- **WHAT YOU HAVE TO DO**: Line tally for the word "Advanced": count the lines below that contain it and reply with the number alone.
===
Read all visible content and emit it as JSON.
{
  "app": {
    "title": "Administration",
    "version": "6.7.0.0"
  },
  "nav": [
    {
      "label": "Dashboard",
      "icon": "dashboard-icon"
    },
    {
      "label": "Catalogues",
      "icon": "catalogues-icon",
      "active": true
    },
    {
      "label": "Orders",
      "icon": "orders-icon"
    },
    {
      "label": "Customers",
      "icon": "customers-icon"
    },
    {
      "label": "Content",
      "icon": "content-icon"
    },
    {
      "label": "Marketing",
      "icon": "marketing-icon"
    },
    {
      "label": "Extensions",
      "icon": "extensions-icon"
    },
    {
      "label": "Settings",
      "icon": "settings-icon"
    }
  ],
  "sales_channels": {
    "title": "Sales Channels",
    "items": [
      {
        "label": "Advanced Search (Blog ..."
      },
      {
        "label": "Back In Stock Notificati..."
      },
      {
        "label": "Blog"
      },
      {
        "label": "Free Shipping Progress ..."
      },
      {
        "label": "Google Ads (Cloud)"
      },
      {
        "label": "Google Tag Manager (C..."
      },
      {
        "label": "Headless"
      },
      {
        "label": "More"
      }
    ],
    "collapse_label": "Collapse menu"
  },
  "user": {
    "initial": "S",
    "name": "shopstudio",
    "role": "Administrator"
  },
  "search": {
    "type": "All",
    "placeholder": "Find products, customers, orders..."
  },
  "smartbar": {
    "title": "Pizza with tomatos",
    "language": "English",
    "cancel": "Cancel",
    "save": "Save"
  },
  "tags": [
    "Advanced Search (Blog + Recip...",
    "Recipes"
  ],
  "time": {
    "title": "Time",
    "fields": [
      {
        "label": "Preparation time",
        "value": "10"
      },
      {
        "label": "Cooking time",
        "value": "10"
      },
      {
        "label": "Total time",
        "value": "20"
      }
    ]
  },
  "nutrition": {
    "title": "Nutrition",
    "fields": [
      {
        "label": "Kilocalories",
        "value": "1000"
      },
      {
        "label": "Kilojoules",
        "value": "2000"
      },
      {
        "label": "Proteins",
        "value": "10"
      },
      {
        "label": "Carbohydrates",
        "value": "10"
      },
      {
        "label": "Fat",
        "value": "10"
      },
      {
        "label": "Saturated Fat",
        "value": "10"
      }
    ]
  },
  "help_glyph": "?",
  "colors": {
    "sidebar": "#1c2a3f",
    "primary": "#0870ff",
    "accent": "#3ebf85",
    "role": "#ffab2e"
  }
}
===
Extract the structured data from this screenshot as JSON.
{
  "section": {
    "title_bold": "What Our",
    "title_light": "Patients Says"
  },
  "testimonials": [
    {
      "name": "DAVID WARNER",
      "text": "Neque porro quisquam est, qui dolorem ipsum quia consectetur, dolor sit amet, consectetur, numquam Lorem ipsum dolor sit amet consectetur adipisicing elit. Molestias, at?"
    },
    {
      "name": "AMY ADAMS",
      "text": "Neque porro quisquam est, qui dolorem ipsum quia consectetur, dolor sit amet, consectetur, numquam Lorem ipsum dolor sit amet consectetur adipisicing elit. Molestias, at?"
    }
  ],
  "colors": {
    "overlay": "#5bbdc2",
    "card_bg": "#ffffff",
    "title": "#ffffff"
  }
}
===
- **WRITTEN RESPONSE**: 2